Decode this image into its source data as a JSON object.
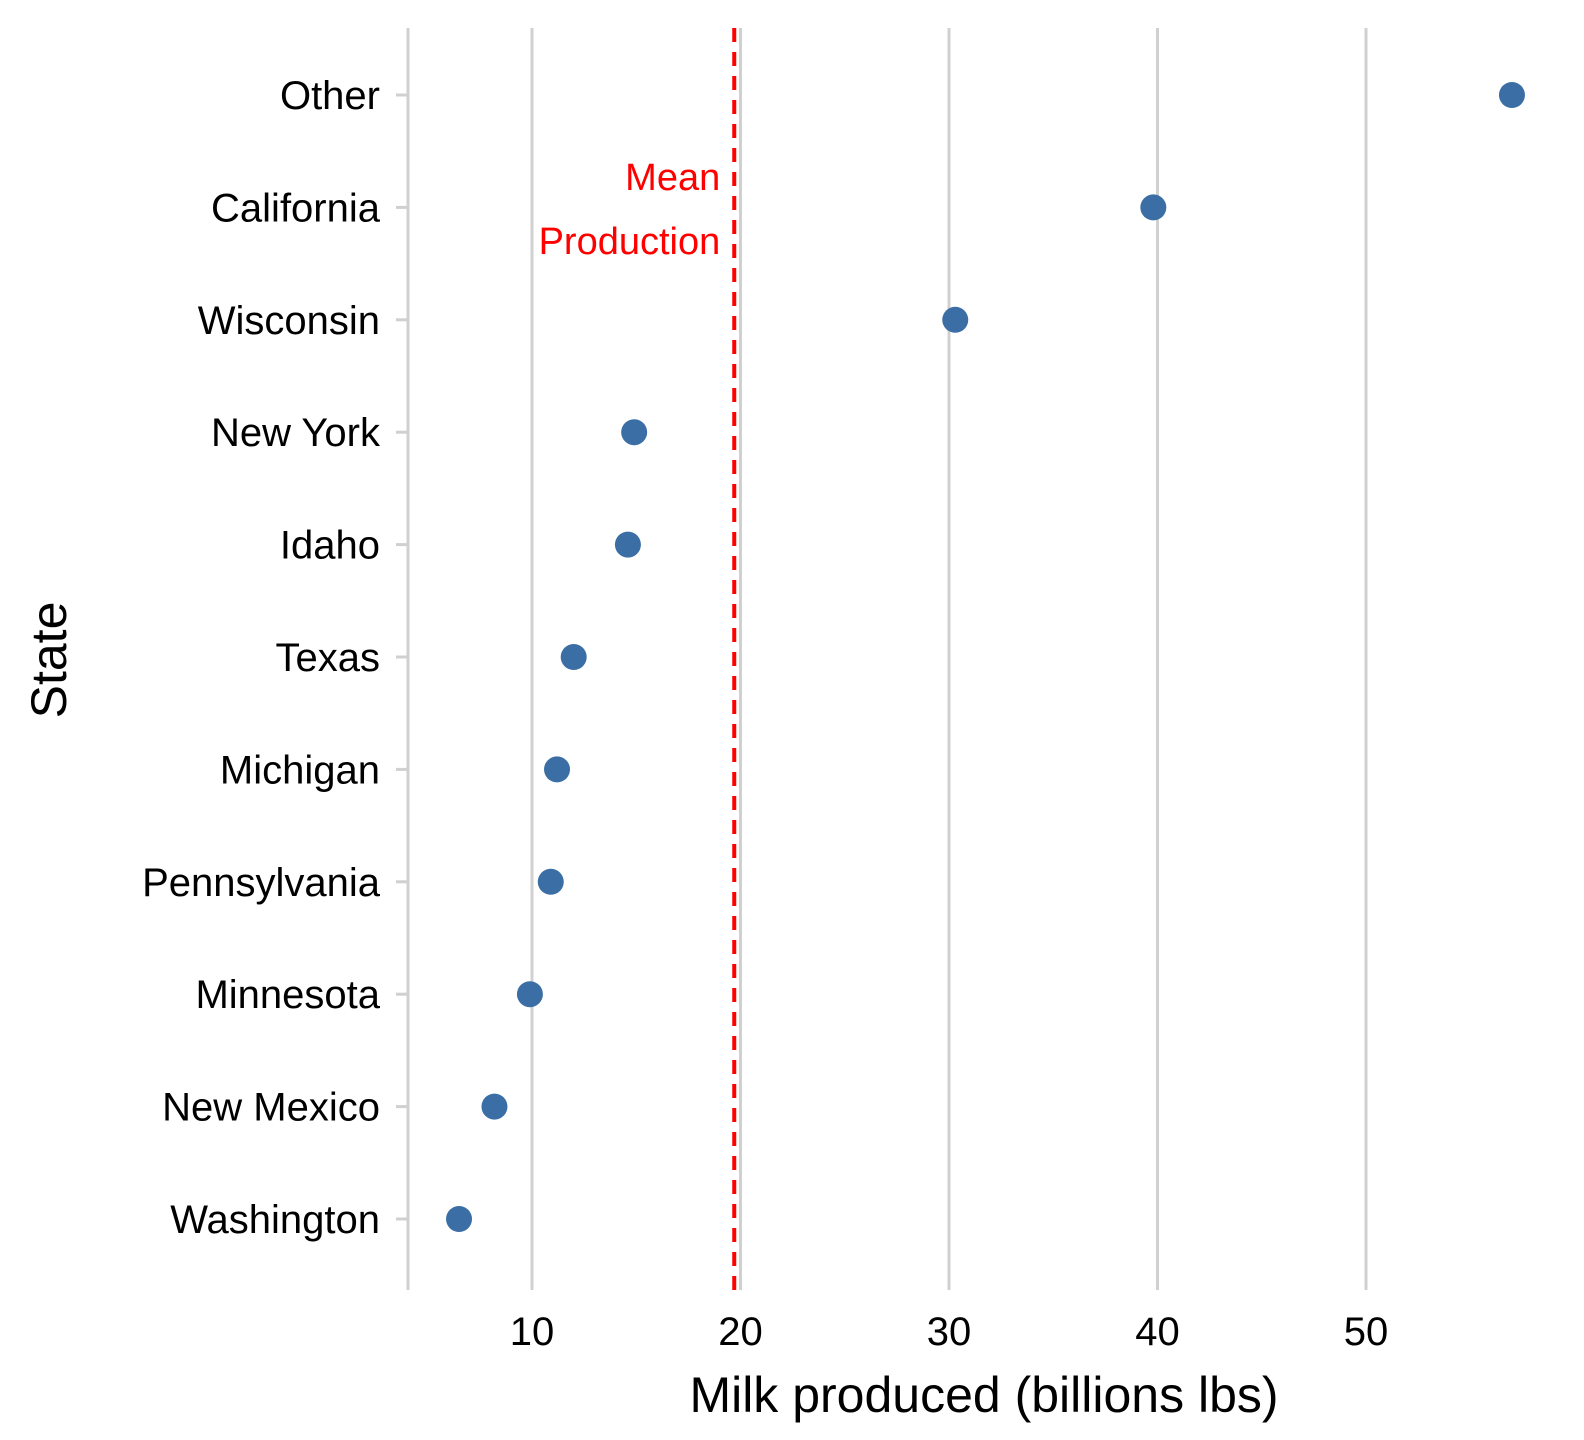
{
  "chart_data": {
    "type": "scatter",
    "title": "",
    "xlabel": "Milk produced (billions lbs)",
    "ylabel": "State",
    "xlim": [
      4.0,
      60.0
    ],
    "x_ticks": [
      10,
      20,
      30,
      40,
      50
    ],
    "grid": "vertical-major",
    "legend": "none",
    "categories": [
      "Other",
      "California",
      "Wisconsin",
      "New York",
      "Idaho",
      "Texas",
      "Michigan",
      "Pennsylvania",
      "Minnesota",
      "New Mexico",
      "Washington"
    ],
    "series": [
      {
        "values": [
          57.0,
          39.8,
          30.3,
          14.9,
          14.6,
          12.0,
          11.2,
          10.9,
          9.9,
          8.2,
          6.5
        ]
      }
    ],
    "reference_line": {
      "x": 19.7,
      "label_lines": [
        "Mean",
        "Production"
      ]
    },
    "colors": {
      "point": "#3a6ea5",
      "reference_line": "#ff0000",
      "grid": "#d0d0d0",
      "axis_line": "#d0d0d0",
      "text": "#000000"
    }
  }
}
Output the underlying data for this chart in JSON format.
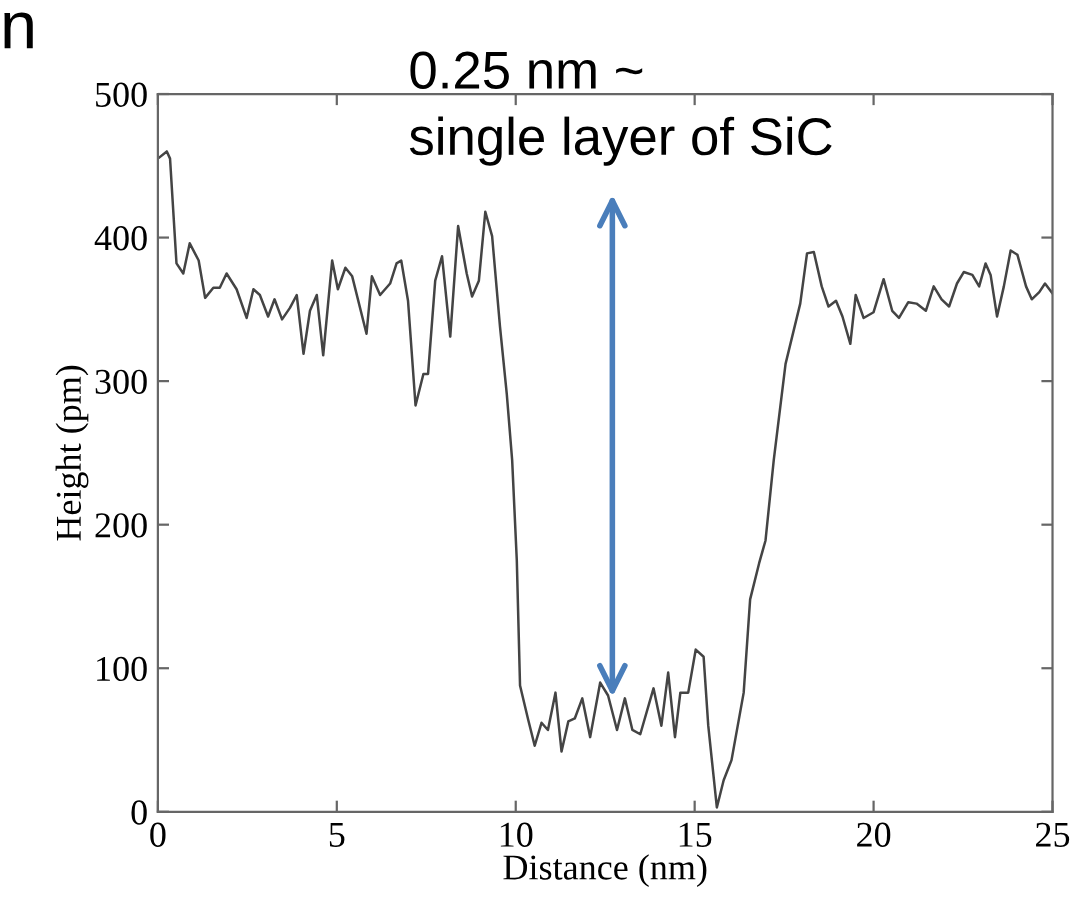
{
  "chart_data": {
    "type": "line",
    "xlabel": "Distance (nm)",
    "ylabel": "Height (pm)",
    "x": [
      0,
      0.25,
      0.34,
      0.52,
      0.71,
      0.89,
      1.14,
      1.32,
      1.55,
      1.73,
      1.92,
      2.2,
      2.48,
      2.67,
      2.85,
      3.08,
      3.26,
      3.47,
      3.69,
      3.88,
      4.07,
      4.25,
      4.44,
      4.62,
      4.87,
      5.03,
      5.24,
      5.43,
      5.83,
      5.98,
      6.21,
      6.49,
      6.67,
      6.8,
      6.99,
      7.2,
      7.42,
      7.55,
      7.75,
      7.94,
      8.17,
      8.39,
      8.63,
      8.78,
      8.97,
      9.15,
      9.34,
      9.56,
      9.75,
      9.9,
      10.03,
      10.12,
      10.35,
      10.53,
      10.72,
      10.9,
      11.11,
      11.28,
      11.47,
      11.65,
      11.86,
      12.08,
      12.36,
      12.58,
      12.83,
      13.05,
      13.26,
      13.48,
      13.85,
      14.07,
      14.26,
      14.45,
      14.6,
      14.82,
      15.03,
      15.25,
      15.38,
      15.62,
      15.81,
      16.03,
      16.37,
      16.55,
      16.8,
      16.98,
      17.21,
      17.54,
      17.95,
      18.14,
      18.33,
      18.55,
      18.74,
      18.95,
      19.13,
      19.35,
      19.5,
      19.72,
      20.0,
      20.28,
      20.52,
      20.71,
      20.97,
      21.2,
      21.46,
      21.68,
      21.9,
      22.11,
      22.33,
      22.52,
      22.76,
      22.95,
      23.13,
      23.27,
      23.45,
      23.64,
      23.83,
      24.02,
      24.26,
      24.42,
      24.63,
      24.79,
      25.0
    ],
    "series": [
      {
        "color": "#444444",
        "values": [
          455,
          460,
          455,
          382,
          375,
          396,
          384,
          358,
          365,
          365,
          375,
          364,
          344,
          364,
          360,
          345,
          357,
          343,
          351,
          360,
          319,
          349,
          360,
          318,
          384,
          364,
          379,
          373,
          333,
          373,
          360,
          368,
          382,
          384,
          356,
          283,
          305,
          305,
          370,
          387,
          331,
          408,
          375,
          359,
          370,
          418,
          401,
          338,
          291,
          245,
          175,
          88,
          64,
          46,
          62,
          57,
          83,
          42,
          63,
          65,
          79,
          52,
          90,
          81,
          57,
          79,
          57,
          54,
          86,
          60,
          97,
          52,
          83,
          83,
          113,
          108,
          60,
          3,
          22,
          36,
          83,
          148,
          173,
          189,
          245,
          312,
          354,
          389,
          390,
          366,
          352,
          356,
          345,
          326,
          360,
          344,
          348,
          371,
          349,
          344,
          355,
          354,
          349,
          366,
          357,
          352,
          368,
          376,
          374,
          366,
          382,
          374,
          345,
          366,
          391,
          388,
          366,
          357,
          362,
          368,
          361
        ]
      }
    ],
    "xlim": [
      0,
      25
    ],
    "ylim": [
      0,
      500
    ],
    "xticks": [
      0,
      5,
      10,
      15,
      20,
      25
    ],
    "yticks": [
      0,
      100,
      200,
      300,
      400,
      500
    ],
    "grid": false,
    "annotations": [
      "n",
      {
        "text": "0.25 nm ~\nsingle layer of SiC",
        "x": 12.7,
        "y": 80
      }
    ]
  }
}
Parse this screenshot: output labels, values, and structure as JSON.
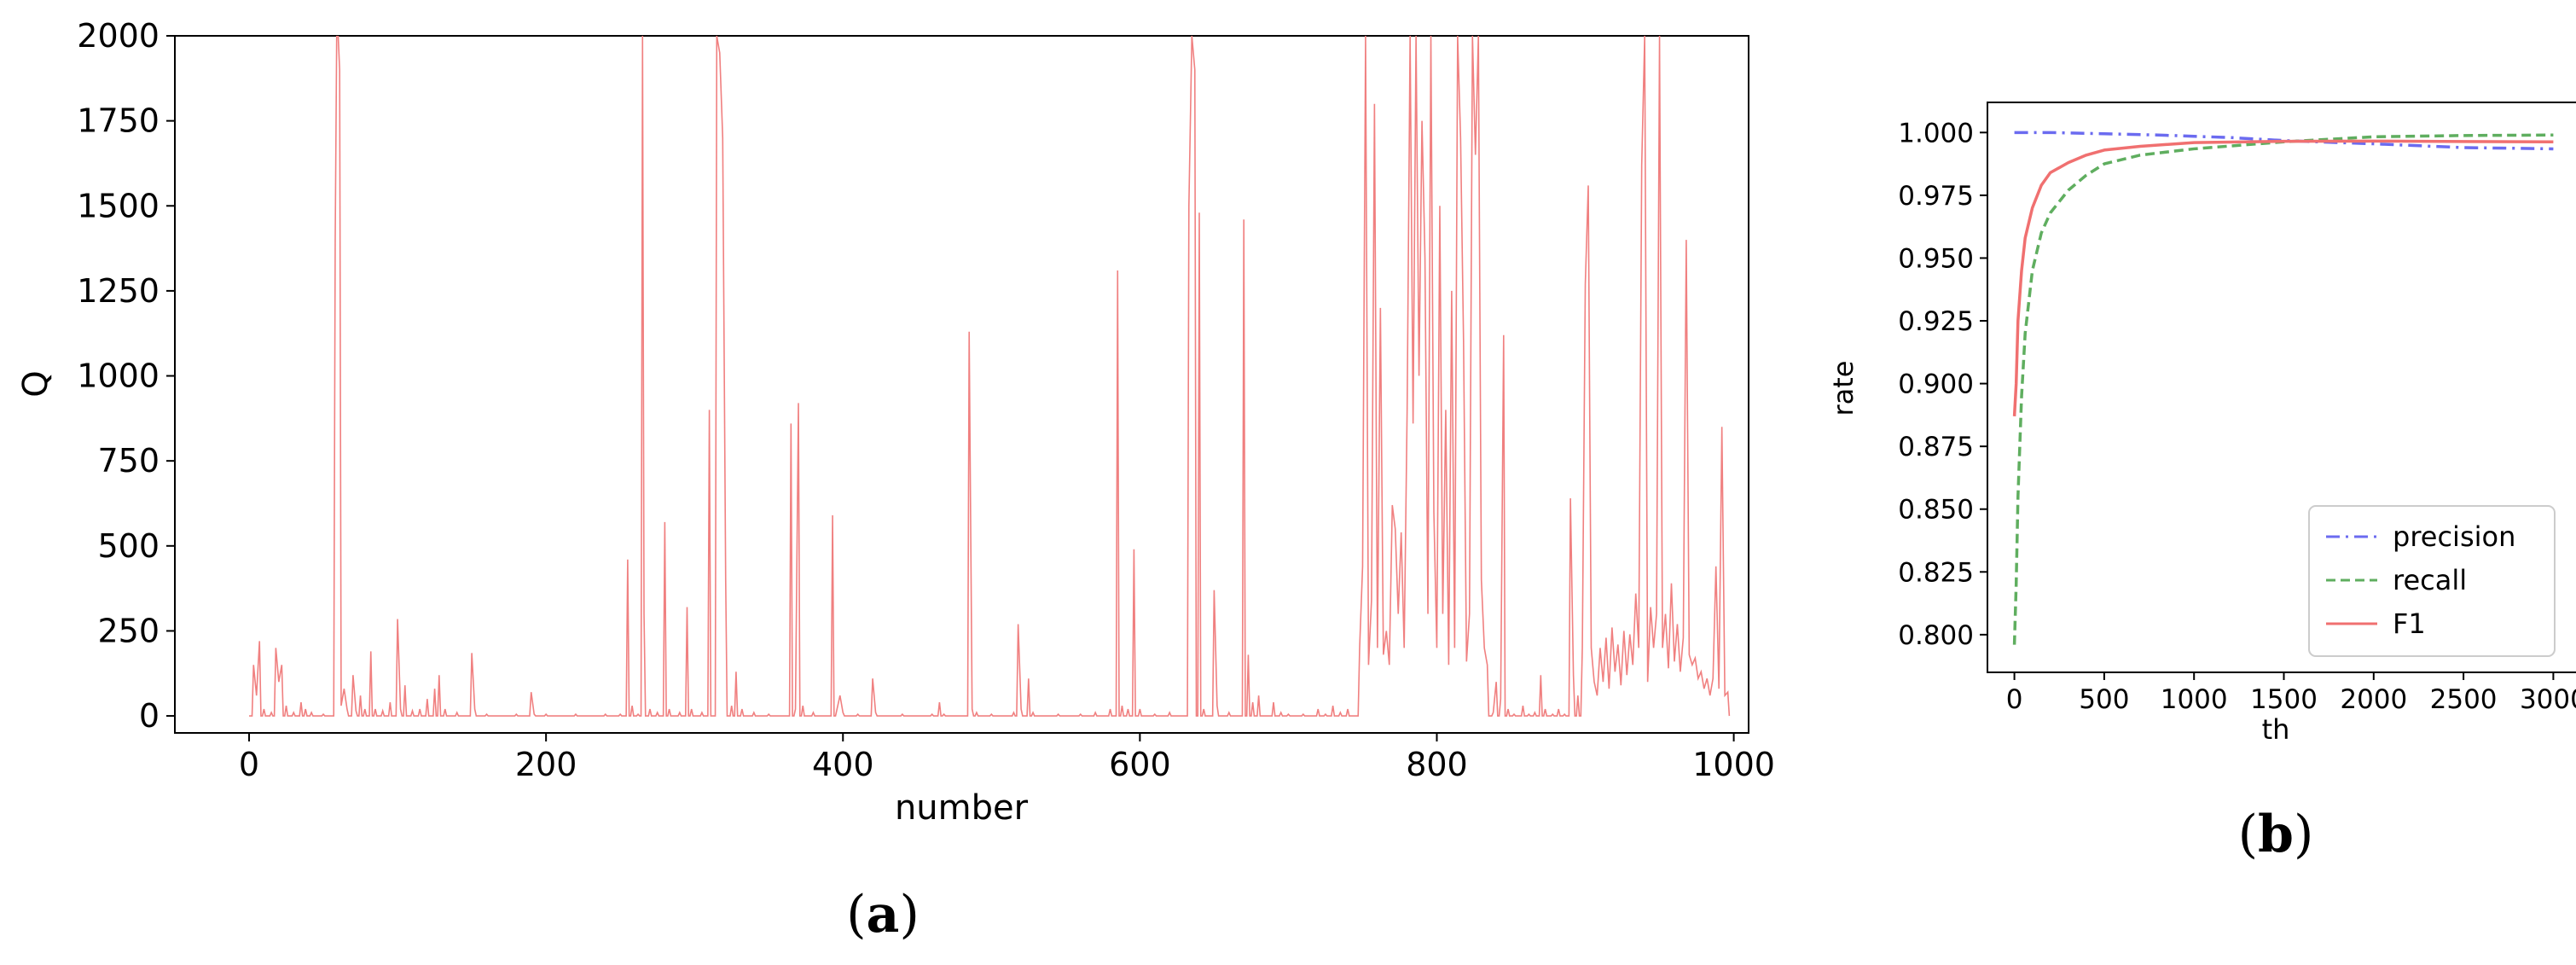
====
→ Task requirements: Copy every line in the listing above where the string "this" turns up.

→ Response to the task:
Decode this image into its source data as a JSON object.
Output the underlying data for this chart in JSON format.
Parse this screenshot: output labels, values, and structure as JSON.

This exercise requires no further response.